RECORDED INFORMATION ::
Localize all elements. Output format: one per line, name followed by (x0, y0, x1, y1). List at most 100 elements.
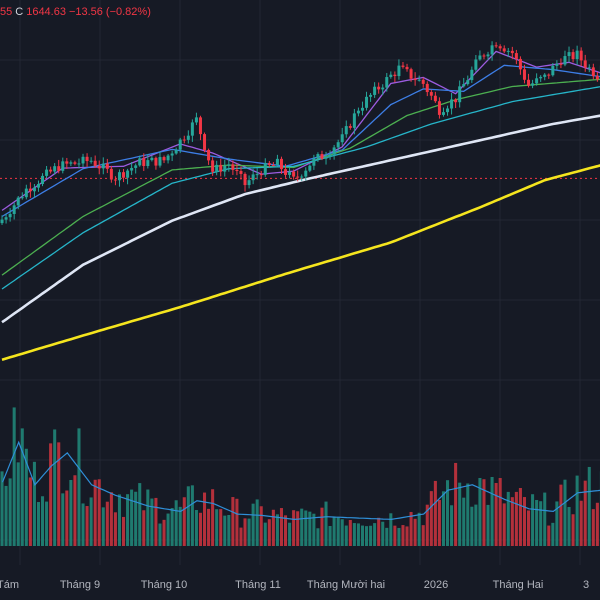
candle-body (591, 67, 595, 77)
volume-bar (446, 480, 450, 546)
candle-body (73, 162, 77, 164)
volume-bar (109, 492, 113, 546)
volume-bar (219, 509, 223, 546)
volume-bar (389, 513, 393, 546)
candle-body (215, 164, 219, 172)
candle-body (547, 74, 551, 76)
volume-bar (312, 513, 316, 546)
candle-body (130, 167, 134, 171)
volume-bar (360, 525, 364, 546)
candle-body (150, 157, 154, 161)
candle-body (494, 45, 498, 47)
candle-body (57, 166, 61, 171)
volume-bar (433, 480, 437, 546)
candle-body (308, 165, 312, 171)
candle-body (583, 60, 587, 68)
candle-body (551, 65, 555, 76)
candle-body (502, 48, 506, 52)
candle-body (567, 52, 571, 57)
volume-bar (255, 499, 259, 546)
volume-bar (231, 497, 235, 546)
volume-bar (105, 501, 109, 546)
candle-body (389, 74, 393, 78)
candle-body (247, 180, 251, 186)
volume-bar (69, 479, 73, 546)
volume-bar (304, 510, 308, 546)
volume-bar (539, 501, 543, 546)
candle-body (482, 55, 486, 57)
candle-body (36, 184, 40, 188)
volume-bar (555, 501, 559, 546)
candle-body (227, 164, 231, 166)
candle-body (531, 83, 535, 86)
volume-bar (340, 519, 344, 546)
candle-body (336, 142, 340, 148)
volume-bar (288, 522, 292, 546)
volume-bar (300, 508, 304, 546)
volume-bar (320, 507, 324, 546)
volume-bar (336, 517, 340, 546)
candle-body (300, 176, 304, 178)
chart-grid (0, 0, 600, 565)
volume-bar (235, 498, 239, 546)
candle-body (239, 171, 243, 174)
candle-body (186, 135, 190, 140)
volume-bar (409, 511, 413, 546)
candle-body (69, 162, 73, 164)
volume-bar (567, 507, 571, 546)
candle-body (154, 157, 158, 166)
volume-bar (203, 492, 207, 546)
volume-bar (413, 518, 417, 546)
volume-bar (506, 491, 510, 546)
volume-bar (344, 525, 348, 546)
volume-bar (571, 514, 575, 546)
volume-bar (551, 522, 555, 546)
candle-body (12, 205, 16, 214)
volume-bar (28, 477, 32, 546)
candle-body (41, 175, 45, 185)
candle-body (352, 113, 356, 128)
candle-body (385, 77, 389, 88)
candle-body (522, 69, 526, 80)
candle-body (332, 147, 336, 155)
candle-body (417, 79, 421, 81)
volume-bar (332, 516, 336, 546)
candle-body (255, 174, 259, 176)
candle-body (65, 161, 69, 164)
candle-body (425, 83, 429, 93)
volume-bar (93, 479, 97, 546)
volume-bar (547, 525, 551, 546)
candle-body (284, 169, 288, 175)
candle-body (393, 74, 397, 77)
volume-bar (186, 486, 190, 546)
moving-average-lines (1, 50, 600, 361)
volume-bar (89, 497, 93, 546)
candle-body (458, 86, 462, 103)
volume-bar (126, 494, 130, 546)
volume-bar (194, 510, 198, 546)
candle-body (446, 108, 450, 113)
volume-bar (284, 515, 288, 546)
candle-body (211, 160, 215, 172)
volume-bar (510, 497, 514, 546)
volume-bar (458, 482, 462, 546)
candle-body (356, 110, 360, 114)
candle-body (344, 126, 348, 135)
volume-bar (81, 503, 85, 546)
volume-bar (563, 479, 567, 546)
volume-bar (494, 483, 498, 546)
volume-bar (146, 489, 150, 546)
volume-bar (421, 525, 425, 546)
candle-body (219, 164, 223, 172)
volume-bar (308, 511, 312, 546)
close-value: 1644.63 (26, 6, 66, 18)
candle-body (231, 164, 235, 170)
candle-body (271, 164, 275, 166)
candle-body (53, 166, 57, 172)
volume-bar (32, 461, 36, 546)
x-axis-tick-label: Tám (0, 579, 19, 591)
candle-body (450, 99, 454, 109)
x-axis-tick-label: Tháng Hai (493, 579, 544, 591)
close-label: C (15, 6, 24, 18)
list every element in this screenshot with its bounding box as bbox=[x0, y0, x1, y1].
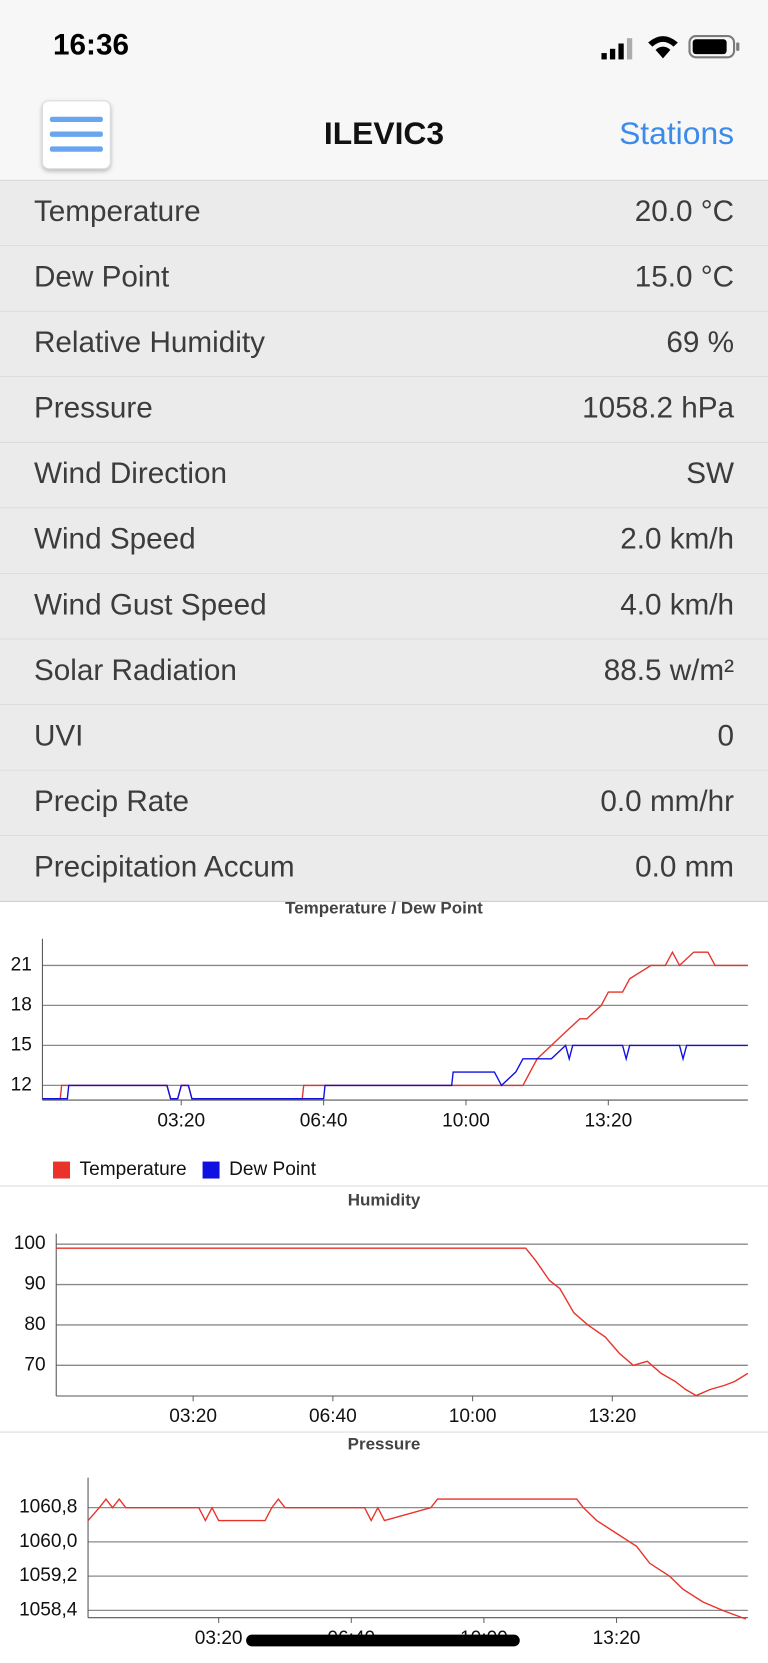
row-bg bbox=[0, 508, 768, 574]
row-value: 88.5 w/m² bbox=[604, 654, 734, 687]
reading-row: Wind Direction SW bbox=[0, 442, 768, 509]
x-tick-label: 06:40 bbox=[309, 1406, 357, 1427]
y-tick-label: 1060,0 bbox=[19, 1531, 77, 1552]
chart-title: Temperature / Dew Point bbox=[285, 899, 483, 918]
row-label: Wind Gust Speed bbox=[34, 588, 267, 621]
y-tick-label: 100 bbox=[14, 1233, 46, 1254]
row-bg bbox=[0, 770, 768, 836]
reading-row: UVI 0 bbox=[0, 704, 768, 771]
legend-swatch bbox=[53, 1161, 71, 1179]
x-tick-label: 03:20 bbox=[169, 1406, 217, 1427]
row-bg bbox=[0, 704, 768, 771]
row-label: Precip Rate bbox=[34, 785, 189, 818]
reading-row: Relative Humidity 69 % bbox=[0, 311, 768, 378]
row-bg bbox=[0, 245, 768, 312]
row-label: Dew Point bbox=[34, 261, 170, 294]
header-bg bbox=[0, 0, 768, 181]
reading-row: Dew Point 15.0 °C bbox=[0, 245, 768, 312]
row-bg bbox=[0, 311, 768, 378]
legend-swatch bbox=[202, 1161, 220, 1179]
chart: Temperature / Dew Point 12 15 18 21 03:20 06:4… bbox=[0, 899, 768, 1187]
row-value: 0.0 mm bbox=[635, 851, 734, 884]
x-tick-label: 10:00 bbox=[442, 1110, 490, 1131]
row-bg bbox=[0, 639, 768, 705]
x-tick-label: 13:20 bbox=[593, 1628, 641, 1649]
menu-button[interactable] bbox=[41, 100, 111, 170]
y-tick-label: 18 bbox=[11, 994, 32, 1015]
row-label: Pressure bbox=[34, 392, 153, 425]
chart-title: Pressure bbox=[348, 1434, 421, 1453]
y-tick-label: 90 bbox=[24, 1274, 45, 1295]
row-bg bbox=[0, 180, 768, 246]
row-value: 2.0 km/h bbox=[620, 523, 734, 556]
row-label: Wind Direction bbox=[34, 457, 227, 490]
row-value: 15.0 °C bbox=[635, 261, 734, 294]
x-tick-label: 06:40 bbox=[300, 1110, 348, 1131]
row-bg bbox=[0, 442, 768, 509]
charts: Temperature / Dew Point 12 15 18 21 03:20 06:4… bbox=[0, 899, 768, 1649]
x-tick-label: 13:20 bbox=[584, 1110, 632, 1131]
home-indicator bbox=[246, 1634, 520, 1647]
row-label: Relative Humidity bbox=[34, 326, 265, 359]
stations-button[interactable]: Stations bbox=[619, 115, 734, 151]
row-bg bbox=[0, 377, 768, 443]
series-line bbox=[42, 1044, 748, 1100]
series-line bbox=[42, 950, 748, 1100]
row-label: Precipitation Accum bbox=[34, 851, 295, 884]
y-tick-label: 15 bbox=[11, 1034, 32, 1055]
row-value: 69 % bbox=[666, 326, 734, 359]
row-value: 1058.2 hPa bbox=[582, 392, 734, 425]
row-bg bbox=[0, 835, 768, 902]
reading-row: Wind Gust Speed 4.0 km/h bbox=[0, 573, 768, 640]
row-label: UVI bbox=[34, 719, 83, 752]
reading-row: Pressure 1058.2 hPa bbox=[0, 377, 768, 444]
chart: Humidity 70 80 90 100 03:20 06:40 10:00 13:20 bbox=[0, 1190, 768, 1433]
chart-title: Humidity bbox=[348, 1190, 421, 1209]
legend-label: Temperature bbox=[80, 1159, 187, 1180]
y-tick-label: 1060,8 bbox=[19, 1497, 77, 1518]
reading-row: Temperature 20.0 °C bbox=[0, 180, 768, 247]
y-tick-label: 80 bbox=[24, 1314, 45, 1335]
chart: Pressure1058,41059,21060,01060,803:2006:… bbox=[19, 1434, 748, 1649]
row-value: 20.0 °C bbox=[635, 195, 734, 228]
x-tick-label: 03:20 bbox=[157, 1110, 205, 1131]
reading-row: Wind Speed 2.0 km/h bbox=[0, 508, 768, 575]
row-value: 0.0 mm/hr bbox=[600, 785, 734, 818]
row-value: SW bbox=[686, 457, 734, 490]
y-tick-label: 1059,2 bbox=[19, 1565, 77, 1586]
y-tick-label: 12 bbox=[11, 1074, 32, 1095]
y-tick-label: 70 bbox=[24, 1354, 45, 1375]
x-tick-label: 10:00 bbox=[449, 1406, 497, 1427]
legend-label: Dew Point bbox=[229, 1159, 317, 1180]
reading-row: Solar Radiation 88.5 w/m² bbox=[0, 639, 768, 706]
row-label: Solar Radiation bbox=[34, 654, 237, 687]
nav-title: ILEVIC3 bbox=[324, 115, 444, 151]
row-label: Temperature bbox=[34, 195, 201, 228]
row-value: 0 bbox=[718, 719, 735, 752]
reading-row: Precipitation Accum 0.0 mm bbox=[0, 835, 768, 902]
row-value: 4.0 km/h bbox=[620, 588, 734, 621]
status-icons bbox=[601, 35, 740, 60]
series-line bbox=[56, 1247, 749, 1397]
series-line bbox=[87, 1497, 747, 1620]
x-tick-label: 03:20 bbox=[195, 1628, 243, 1649]
y-tick-label: 21 bbox=[11, 954, 32, 975]
clock: 16:36 bbox=[53, 29, 129, 62]
readings-list: Temperature 20.0 °C Dew Point 15.0 °C Relati… bbox=[0, 180, 768, 902]
row-bg bbox=[0, 573, 768, 640]
x-tick-label: 13:20 bbox=[588, 1406, 636, 1427]
row-label: Wind Speed bbox=[34, 523, 196, 556]
reading-row: Precip Rate 0.0 mm/hr bbox=[0, 770, 768, 837]
y-tick-label: 1058,4 bbox=[19, 1599, 78, 1620]
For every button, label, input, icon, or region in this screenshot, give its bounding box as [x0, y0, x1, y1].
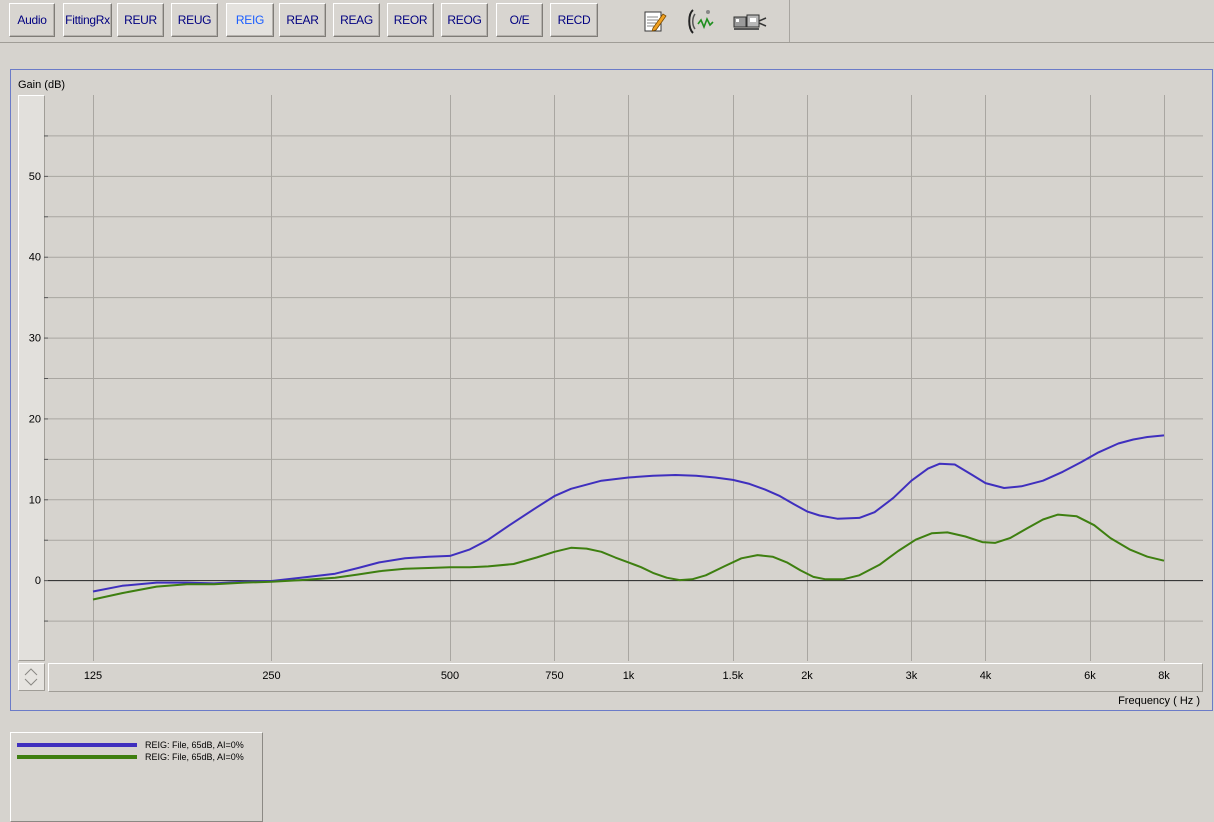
series-line-2 — [92, 513, 1165, 601]
tab-reag[interactable]: REAG — [333, 3, 380, 37]
legend-label: REIG: File, 65dB, AI=0% — [145, 740, 244, 750]
x-tick-label: 8k — [1158, 670, 1170, 682]
legend-swatch — [17, 755, 137, 759]
x-tick-label: 1.5k — [723, 670, 744, 682]
tab-reog[interactable]: REOG — [441, 3, 488, 37]
x-tick-label: 6k — [1084, 670, 1096, 682]
tab-reur[interactable]: REUR — [117, 3, 164, 37]
x-tick-label: 500 — [441, 670, 459, 682]
toolbar: Audio FittingRx REUR REUG REIG REAR REAG REOR RE… — [0, 0, 1214, 43]
legend: REIG: File, 65dB, AI=0% REIG: File, 65dB… — [10, 732, 263, 822]
tab-o-e[interactable]: O/E — [496, 3, 543, 37]
series-line-1 — [92, 434, 1165, 593]
legend-item-series1: REIG: File, 65dB, AI=0% — [17, 739, 244, 751]
y-tick-label: 20 — [29, 413, 41, 425]
x-tick-label: 4k — [980, 670, 992, 682]
tab-rear[interactable]: REAR — [279, 3, 326, 37]
y-tick-label: 30 — [29, 333, 41, 345]
legend-swatch — [17, 743, 137, 747]
notepad-pencil-icon[interactable] — [641, 6, 671, 36]
tab-recd[interactable]: RECD — [550, 3, 598, 37]
x-tick-label: 125 — [84, 670, 102, 682]
equipment-icon[interactable] — [732, 6, 768, 36]
x-tick-label: 3k — [906, 670, 918, 682]
y-tick-label: 40 — [29, 252, 41, 264]
tab-audio[interactable]: Audio — [9, 3, 55, 37]
tab-reig[interactable]: REIG — [226, 3, 274, 37]
tab-reug[interactable]: REUG — [171, 3, 218, 37]
y-tick-label: 0 — [35, 575, 41, 587]
x-tick-label: 750 — [545, 670, 563, 682]
toolbar-separator — [789, 0, 790, 42]
x-tick-label: 1k — [623, 670, 635, 682]
tab-reor[interactable]: REOR — [387, 3, 434, 37]
legend-item-series2: REIG: File, 65dB, AI=0% — [17, 751, 244, 763]
x-tick-label: 250 — [262, 670, 280, 682]
chart-panel — [10, 69, 1213, 711]
y-tick-label: 10 — [29, 494, 41, 506]
scroll-updown-button[interactable] — [18, 663, 45, 691]
y-tick-label: 50 — [29, 171, 41, 183]
x-tick-label: 2k — [801, 670, 813, 682]
ear-probe-icon[interactable] — [686, 6, 716, 36]
legend-label: REIG: File, 65dB, AI=0% — [145, 752, 244, 762]
tab-fittingrx[interactable]: FittingRx — [63, 3, 112, 37]
x-axis-strip — [48, 663, 1203, 692]
y-axis-label: Gain (dB) — [18, 79, 66, 91]
up-down-arrow-icon — [24, 668, 38, 686]
x-axis-label: Frequency ( Hz ) — [1118, 695, 1200, 707]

WHAT NEEDS TO BE DONE :: Format as a JSON list of strings the rows starting with the line with "row-bg bbox=[0, 508, 768, 574]" and going on through the line with "row-bg bbox=[0, 770, 768, 836]", one string per line, with any blank lines left out.

RESPONSE ::
[
  "row-bg bbox=[0, 508, 768, 574]",
  "row-value: 88.5 w/m² bbox=[604, 654, 734, 687]",
  "reading-row: Wind Direction SW bbox=[0, 442, 768, 509]",
  "x-tick-label: 06:40 bbox=[309, 1406, 357, 1427]",
  "y-tick-label: 1060,0 bbox=[19, 1531, 77, 1552]",
  "chart-title: Temperature / Dew Point bbox=[285, 899, 483, 918]",
  "row-label: Wind Gust Speed bbox=[34, 588, 267, 621]",
  "y-tick-label: 100 bbox=[14, 1233, 46, 1254]",
  "row-bg bbox=[0, 770, 768, 836]"
]